■ **Objective A**: Decide whether each of these statements agrees with the passage on the wind turbine generator, answering yes or no and quoting the deciding words of the passage: (i) the passive pitch control begins adjusting the blade angle at approximately 150 rpm; (ii) the IEC shaft adapter weighs approximately ten kilograms; (iii) power is generated in an induction generator.
■ **Objective B**: Carry the passage on the wind turbine generator further, beginning after its final sentence.

■ **Given text**:
>> start

The 4-blade downwind system with passive pitch control adjusts the angle of the rotor blades according to the rotor speed and centrifugal force beginning at approx. 150 rpm. The mechanical energy created by the rotating rotor is transferred to the gearbox/generator unit by means of a rotor shaft mounted in two bearings and a torsionally flexible coupling. Power is generated in a permanent magnet synchronous generator supplied by Johannes Huebner Giessen, which is flange-mounted directly to the gearbox. The Hessian manufacturer of motors and generators has made its name in many fields of industry for more than 20 years by providing customized designs and prototype production created to customer specifications. In this case the generator was adapted specifically for use with the gearbox in the WESpe and reduce the weight in the nacelle. Equally, the voltage range of the generator was designed to comply with the inverter rating according to the given speed range and characteristics of the turbine, and the maximum efficiency of the generator was coordinated with the specified turbine speeds and outputs. "Our generators are designed to operate almost free of cogging torque to achieve optimum starting performances at low speeds, which improves the energy yield", adds Prof. Ewald Ohl, head of the Energy Systems department at Johannes Huebner Giessen. 

Generator helps to dispense with IEC adapter 

Design changes making it possible to forego the so-called IEC adapter or IEC shaft adapter at the gearbox achieve considerable reductions in weight. The weight of the nacelle needs to be kept low for two reasons: on the one hand it is easier to erect wind turbine generators with a light nacelle, and on the other hand a low weight prevents natural frequencies arising. These would in turn generate oscillations that damage the system. The IEC shaft adapter weighing approximately four to five kilograms is usually located at the gearbox to allow the generator to receive a standard shaft end. Johannes Huebner Giessen built the generator so as to ensure it could be received directly in the gearbox. It was necessary to design the shaft specifically to encompass the gearbox including a custom shaft and custom end shield to make it possible to do without an IEC shaft adapter. "That is not a typical approach. Not every manufacturer is prepared to do that. We pay particular attention to customer requirements and do our utmost to fulfil their wishes", explains Prof. Ing. Ewald Ohl. 

A further measure undertaken to individually adapt the generator was to adapt the generator voltage for the inverter to meet specific application requirements. This was necessary because the inverter is able to withstand only a certain input voltage or rather work with a given input voltage. If the input voltage is too high, the electronics of the inverter will be damaged. "A special level of protection must be guaranteed to ensure that does not happen. Consequently, it was necessary to adapt the generator voltage to within the operating range of the inverter", explains Prof. Ewald Ohl. The result is the generator remains in step even when operating at overspeed on the one hand and on the other it also supplies power to the inverter when operating at low speed. The reason is there is a direct correlation between the operating range of the inverter and the wind speeds: the generator turns slowly at low wind speeds and should generate power, if possible; higher wind speeds threaten overspeed and, as a consequence, overvoltage that damages the inverter.

>> end

■ **Source material**:
>> start

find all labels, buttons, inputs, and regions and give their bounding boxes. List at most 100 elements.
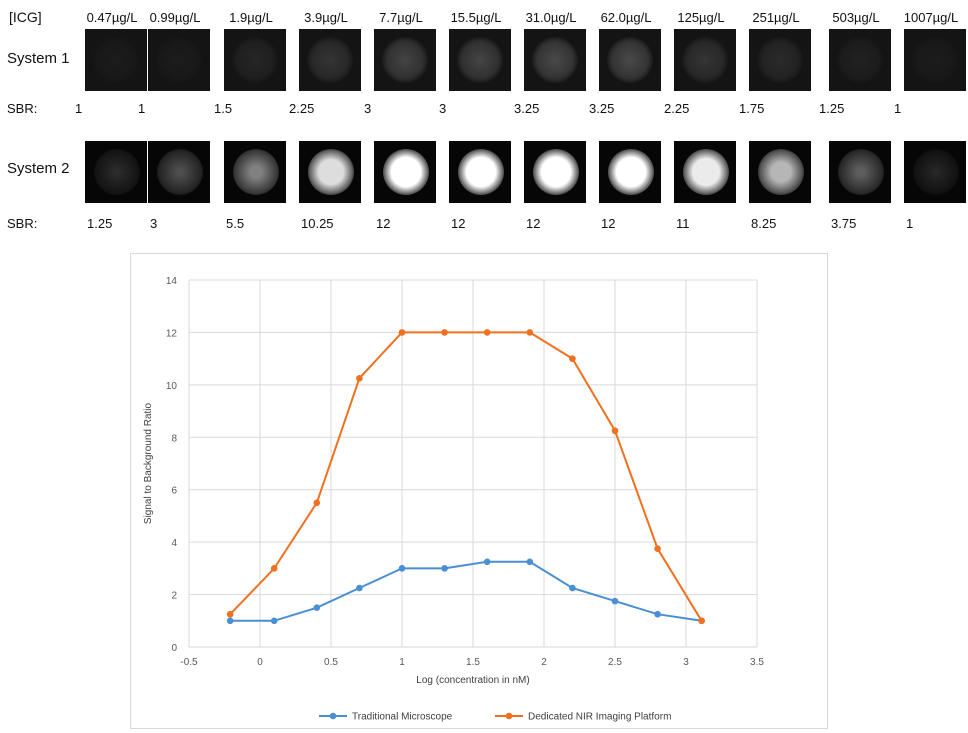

>> end

■ **Task output A**:
(i) Yes: "beginning at approx. 150 rpm".
(ii) No: "weighing approximately four to five kilograms".
(iii) No: "permanent magnet synchronous generator".

■ **Task output B**:
Safety concept and starting characteristics
Johannes Huebner Giessen also customized the generator to comply with the WESpe safety concept. According to TÜV specifications small wind turbines must be equipped with two mutually independent brake systems. A decisive factor was a short-circuit braking function, in other words stop the wind turbine by short-circuiting the three phases at the generator. It is a question of imposing a maximum torque as counter torque to the wind to decelerate and halt the turbine. Dynamic braking is employed when the generator is subjected to extreme loads and the counter torque is large enough so that the wind is not able to turn the wind turbine. "If the electronics in the nacelle fail, then the controls no longer function. In that event, there must be an option available to halt the generator manually by shorting the terminals of the generator", according to Prof. Ewald Ohl. The second component of the safety system is known as a passive pitch control system. This turns the blades out of the wind in the event overspeeds occur.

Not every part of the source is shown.